§ **GIVEN DATA**:

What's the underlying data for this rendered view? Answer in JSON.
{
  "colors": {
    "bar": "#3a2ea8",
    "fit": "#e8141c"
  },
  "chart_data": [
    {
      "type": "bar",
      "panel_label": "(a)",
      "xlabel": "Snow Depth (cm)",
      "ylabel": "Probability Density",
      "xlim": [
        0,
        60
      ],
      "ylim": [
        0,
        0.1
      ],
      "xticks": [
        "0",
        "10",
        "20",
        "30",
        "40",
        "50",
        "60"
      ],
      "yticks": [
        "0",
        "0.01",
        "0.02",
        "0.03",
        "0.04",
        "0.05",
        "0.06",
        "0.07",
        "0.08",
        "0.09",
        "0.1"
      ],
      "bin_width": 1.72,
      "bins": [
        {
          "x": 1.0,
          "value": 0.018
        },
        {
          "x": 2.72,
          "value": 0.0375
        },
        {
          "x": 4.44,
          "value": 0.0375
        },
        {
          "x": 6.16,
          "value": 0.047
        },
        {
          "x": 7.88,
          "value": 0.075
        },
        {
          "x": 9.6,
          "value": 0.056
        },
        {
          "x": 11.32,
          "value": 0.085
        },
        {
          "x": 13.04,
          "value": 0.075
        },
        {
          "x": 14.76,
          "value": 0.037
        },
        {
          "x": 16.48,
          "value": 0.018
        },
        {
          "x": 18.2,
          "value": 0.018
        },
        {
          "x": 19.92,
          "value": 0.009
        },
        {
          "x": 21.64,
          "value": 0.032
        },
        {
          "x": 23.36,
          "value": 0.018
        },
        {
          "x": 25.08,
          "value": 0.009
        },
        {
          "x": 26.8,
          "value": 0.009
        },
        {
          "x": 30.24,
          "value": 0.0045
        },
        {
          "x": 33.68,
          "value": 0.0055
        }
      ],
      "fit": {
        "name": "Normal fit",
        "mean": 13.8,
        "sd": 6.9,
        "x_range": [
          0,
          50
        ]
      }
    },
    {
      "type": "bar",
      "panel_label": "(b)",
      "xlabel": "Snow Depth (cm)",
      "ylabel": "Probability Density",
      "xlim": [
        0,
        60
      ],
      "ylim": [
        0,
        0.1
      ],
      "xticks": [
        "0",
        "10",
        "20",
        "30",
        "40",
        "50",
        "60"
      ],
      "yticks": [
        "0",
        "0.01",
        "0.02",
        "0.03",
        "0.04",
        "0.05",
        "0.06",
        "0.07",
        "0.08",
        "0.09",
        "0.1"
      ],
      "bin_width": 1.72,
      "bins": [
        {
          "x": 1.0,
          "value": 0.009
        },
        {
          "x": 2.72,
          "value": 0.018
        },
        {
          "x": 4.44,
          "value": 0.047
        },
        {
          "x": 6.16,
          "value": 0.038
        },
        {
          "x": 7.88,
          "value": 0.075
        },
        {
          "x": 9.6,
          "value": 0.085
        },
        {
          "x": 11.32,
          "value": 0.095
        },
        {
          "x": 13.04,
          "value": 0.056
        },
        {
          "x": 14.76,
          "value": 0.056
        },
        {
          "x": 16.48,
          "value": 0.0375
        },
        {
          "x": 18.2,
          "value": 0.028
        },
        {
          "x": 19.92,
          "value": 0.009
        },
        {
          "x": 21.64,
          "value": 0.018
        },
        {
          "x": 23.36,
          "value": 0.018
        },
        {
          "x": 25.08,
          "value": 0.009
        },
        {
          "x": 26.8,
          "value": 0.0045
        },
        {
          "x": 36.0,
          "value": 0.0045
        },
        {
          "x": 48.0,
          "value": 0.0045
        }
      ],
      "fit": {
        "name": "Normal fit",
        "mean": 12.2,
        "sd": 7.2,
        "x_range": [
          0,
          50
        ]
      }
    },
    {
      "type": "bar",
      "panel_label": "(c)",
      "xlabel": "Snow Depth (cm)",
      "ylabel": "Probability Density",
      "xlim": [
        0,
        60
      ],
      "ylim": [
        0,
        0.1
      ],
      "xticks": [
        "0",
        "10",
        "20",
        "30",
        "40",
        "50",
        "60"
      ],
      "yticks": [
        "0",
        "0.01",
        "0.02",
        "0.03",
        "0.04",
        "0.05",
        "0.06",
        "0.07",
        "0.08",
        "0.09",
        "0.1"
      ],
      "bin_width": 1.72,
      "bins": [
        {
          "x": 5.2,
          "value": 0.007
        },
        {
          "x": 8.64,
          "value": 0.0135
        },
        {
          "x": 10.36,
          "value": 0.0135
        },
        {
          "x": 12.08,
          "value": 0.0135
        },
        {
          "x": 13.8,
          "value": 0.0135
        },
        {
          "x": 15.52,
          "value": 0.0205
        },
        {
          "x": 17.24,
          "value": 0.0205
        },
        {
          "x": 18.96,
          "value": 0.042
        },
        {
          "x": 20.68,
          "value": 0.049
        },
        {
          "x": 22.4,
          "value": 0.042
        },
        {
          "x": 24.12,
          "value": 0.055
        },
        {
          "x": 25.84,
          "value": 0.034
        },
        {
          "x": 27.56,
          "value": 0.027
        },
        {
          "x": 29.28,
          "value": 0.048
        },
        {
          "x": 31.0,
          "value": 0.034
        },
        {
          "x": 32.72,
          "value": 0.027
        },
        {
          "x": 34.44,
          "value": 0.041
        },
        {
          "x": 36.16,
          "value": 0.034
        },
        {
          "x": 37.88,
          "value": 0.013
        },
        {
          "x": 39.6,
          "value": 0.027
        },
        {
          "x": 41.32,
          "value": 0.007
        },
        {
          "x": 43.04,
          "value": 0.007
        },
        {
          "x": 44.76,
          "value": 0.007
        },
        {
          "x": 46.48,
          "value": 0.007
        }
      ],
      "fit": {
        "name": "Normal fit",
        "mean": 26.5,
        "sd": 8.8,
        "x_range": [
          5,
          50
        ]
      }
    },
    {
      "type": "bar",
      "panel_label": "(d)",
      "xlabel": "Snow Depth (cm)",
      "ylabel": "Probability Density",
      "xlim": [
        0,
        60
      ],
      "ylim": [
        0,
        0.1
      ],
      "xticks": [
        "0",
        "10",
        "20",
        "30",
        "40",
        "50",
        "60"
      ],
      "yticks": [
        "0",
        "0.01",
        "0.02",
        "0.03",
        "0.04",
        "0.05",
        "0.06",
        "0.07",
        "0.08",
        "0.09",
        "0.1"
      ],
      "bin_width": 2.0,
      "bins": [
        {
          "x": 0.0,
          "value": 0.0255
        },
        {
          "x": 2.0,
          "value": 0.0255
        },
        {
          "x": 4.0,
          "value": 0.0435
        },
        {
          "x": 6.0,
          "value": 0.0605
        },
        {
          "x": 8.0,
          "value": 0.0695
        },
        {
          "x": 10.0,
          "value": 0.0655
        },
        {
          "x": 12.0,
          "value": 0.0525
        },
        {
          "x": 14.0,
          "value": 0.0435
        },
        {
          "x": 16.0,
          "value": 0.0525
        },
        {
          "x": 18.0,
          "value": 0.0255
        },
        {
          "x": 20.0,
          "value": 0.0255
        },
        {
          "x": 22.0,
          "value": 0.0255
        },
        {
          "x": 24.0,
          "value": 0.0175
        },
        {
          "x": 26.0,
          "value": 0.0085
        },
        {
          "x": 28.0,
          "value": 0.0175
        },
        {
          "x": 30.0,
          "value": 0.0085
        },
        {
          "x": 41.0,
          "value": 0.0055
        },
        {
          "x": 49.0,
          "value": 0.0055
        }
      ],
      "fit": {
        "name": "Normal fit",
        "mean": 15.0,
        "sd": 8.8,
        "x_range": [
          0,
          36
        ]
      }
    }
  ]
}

§ **GOAL**:
Everything in the listing above should be restated exactly.

§ **SOLUTION TO THIS TASK**:
What's the underlying data for this rendered view? Answer in JSON.
{
  "colors": {
    "bar": "#3a2ea8",
    "fit": "#e8141c"
  },
  "chart_data": [
    {
      "type": "bar",
      "panel_label": "(a)",
      "xlabel": "Snow Depth (cm)",
      "ylabel": "Probability Density",
      "xlim": [
        0,
        60
      ],
      "ylim": [
        0,
        0.1
      ],
      "xticks": [
        "0",
        "10",
        "20",
        "30",
        "40",
        "50",
        "60"
      ],
      "yticks": [
        "0",
        "0.01",
        "0.02",
        "0.03",
        "0.04",
        "0.05",
        "0.06",
        "0.07",
        "0.08",
        "0.09",
        "0.1"
      ],
      "bin_width": 1.72,
      "bins": [
        {
          "x": 1.0,
          "value": 0.018
        },
        {
          "x": 2.72,
          "value": 0.0375
        },
        {
          "x": 4.44,
          "value": 0.0375
        },
        {
          "x": 6.16,
          "value": 0.047
        },
        {
          "x": 7.88,
          "value": 0.075
        },
        {
          "x": 9.6,
          "value": 0.056
        },
        {
          "x": 11.32,
          "value": 0.085
        },
        {
          "x": 13.04,
          "value": 0.075
        },
        {
          "x": 14.76,
          "value": 0.037
        },
        {
          "x": 16.48,
          "value": 0.018
        },
        {
          "x": 18.2,
          "value": 0.018
        },
        {
          "x": 19.92,
          "value": 0.009
        },
        {
          "x": 21.64,
          "value": 0.032
        },
        {
          "x": 23.36,
          "value": 0.018
        },
        {
          "x": 25.08,
          "value": 0.009
        },
        {
          "x": 26.8,
          "value": 0.009
        },
        {
          "x": 30.24,
          "value": 0.0045
        },
        {
          "x": 33.68,
          "value": 0.0055
        }
      ],
      "fit": {
        "name": "Normal fit",
        "mean": 13.8,
        "sd": 6.9,
        "x_range": [
          0,
          50
        ]
      }
    },
    {
      "type": "bar",
      "panel_label": "(b)",
      "xlabel": "Snow Depth (cm)",
      "ylabel": "Probability Density",
      "xlim": [
        0,
        60
      ],
      "ylim": [
        0,
        0.1
      ],
      "xticks": [
        "0",
        "10",
        "20",
        "30",
        "40",
        "50",
        "60"
      ],
      "yticks": [
        "0",
        "0.01",
        "0.02",
        "0.03",
        "0.04",
        "0.05",
        "0.06",
        "0.07",
        "0.08",
        "0.09",
        "0.1"
      ],
      "bin_width": 1.72,
      "bins": [
        {
          "x": 1.0,
          "value": 0.009
        },
        {
          "x": 2.72,
          "value": 0.018
        },
        {
          "x": 4.44,
          "value": 0.047
        },
        {
          "x": 6.16,
          "value": 0.038
        },
        {
          "x": 7.88,
          "value": 0.075
        },
        {
          "x": 9.6,
          "value": 0.085
        },
        {
          "x": 11.32,
          "value": 0.095
        },
        {
          "x": 13.04,
          "value": 0.056
        },
        {
          "x": 14.76,
          "value": 0.056
        },
        {
          "x": 16.48,
          "value": 0.0375
        },
        {
          "x": 18.2,
          "value": 0.028
        },
        {
          "x": 19.92,
          "value": 0.009
        },
        {
          "x": 21.64,
          "value": 0.018
        },
        {
          "x": 23.36,
          "value": 0.018
        },
        {
          "x": 25.08,
          "value": 0.009
        },
        {
          "x": 26.8,
          "value": 0.0045
        },
        {
          "x": 36.0,
          "value": 0.0045
        },
        {
          "x": 48.0,
          "value": 0.0045
        }
      ],
      "fit": {
        "name": "Normal fit",
        "mean": 12.2,
        "sd": 7.2,
        "x_range": [
          0,
          50
        ]
      }
    },
    {
      "type": "bar",
      "panel_label": "(c)",
      "xlabel": "Snow Depth (cm)",
      "ylabel": "Probability Density",
      "xlim": [
        0,
        60
      ],
      "ylim": [
        0,
        0.1
      ],
      "xticks": [
        "0",
        "10",
        "20",
        "30",
        "40",
        "50",
        "60"
      ],
      "yticks": [
        "0",
        "0.01",
        "0.02",
        "0.03",
        "0.04",
        "0.05",
        "0.06",
        "0.07",
        "0.08",
        "0.09",
        "0.1"
      ],
      "bin_width": 1.72,
      "bins": [
        {
          "x": 5.2,
          "value": 0.007
        },
        {
          "x": 8.64,
          "value": 0.0135
        },
        {
          "x": 10.36,
          "value": 0.0135
        },
        {
          "x": 12.08,
          "value": 0.0135
        },
        {
          "x": 13.8,
          "value": 0.0135
        },
        {
          "x": 15.52,
          "value": 0.0205
        },
        {
          "x": 17.24,
          "value": 0.0205
        },
        {
          "x": 18.96,
          "value": 0.042
        },
        {
          "x": 20.68,
          "value": 0.049
        },
        {
          "x": 22.4,
          "value": 0.042
        },
        {
          "x": 24.12,
          "value": 0.055
        },
        {
          "x": 25.84,
          "value": 0.034
        },
        {
          "x": 27.56,
          "value": 0.027
        },
        {
          "x": 29.28,
          "value": 0.048
        },
        {
          "x": 31.0,
          "value": 0.034
        },
        {
          "x": 32.72,
          "value": 0.027
        },
        {
          "x": 34.44,
          "value": 0.041
        },
        {
          "x": 36.16,
          "value": 0.034
        },
        {
          "x": 37.88,
          "value": 0.013
        },
        {
          "x": 39.6,
          "value": 0.027
        },
        {
          "x": 41.32,
          "value": 0.007
        },
        {
          "x": 43.04,
          "value": 0.007
        },
        {
          "x": 44.76,
          "value": 0.007
        },
        {
          "x": 46.48,
          "value": 0.007
        }
      ],
      "fit": {
        "name": "Normal fit",
        "mean": 26.5,
        "sd": 8.8,
        "x_range": [
          5,
          50
        ]
      }
    },
    {
      "type": "bar",
      "panel_label": "(d)",
      "xlabel": "Snow Depth (cm)",
      "ylabel": "Probability Density",
      "xlim": [
        0,
        60
      ],
      "ylim": [
        0,
        0.1
      ],
      "xticks": [
        "0",
        "10",
        "20",
        "30",
        "40",
        "50",
        "60"
      ],
      "yticks": [
        "0",
        "0.01",
        "0.02",
        "0.03",
        "0.04",
        "0.05",
        "0.06",
        "0.07",
        "0.08",
        "0.09",
        "0.1"
      ],
      "bin_width": 2.0,
      "bins": [
        {
          "x": 0.0,
          "value": 0.0255
        },
        {
          "x": 2.0,
          "value": 0.0255
        },
        {
          "x": 4.0,
          "value": 0.0435
        },
        {
          "x": 6.0,
          "value": 0.0605
        },
        {
          "x": 8.0,
          "value": 0.0695
        },
        {
          "x": 10.0,
          "value": 0.0655
        },
        {
          "x": 12.0,
          "value": 0.0525
        },
        {
          "x": 14.0,
          "value": 0.0435
        },
        {
          "x": 16.0,
          "value": 0.0525
        },
        {
          "x": 18.0,
          "value": 0.0255
        },
        {
          "x": 20.0,
          "value": 0.0255
        },
        {
          "x": 22.0,
          "value": 0.0255
        },
        {
          "x": 24.0,
          "value": 0.0175
        },
        {
          "x": 26.0,
          "value": 0.0085
        },
        {
          "x": 28.0,
          "value": 0.0175
        },
        {
          "x": 30.0,
          "value": 0.0085
        },
        {
          "x": 41.0,
          "value": 0.0055
        },
        {
          "x": 49.0,
          "value": 0.0055
        }
      ],
      "fit": {
        "name": "Normal fit",
        "mean": 15.0,
        "sd": 8.8,
        "x_range": [
          0,
          36
        ]
      }
    }
  ]
}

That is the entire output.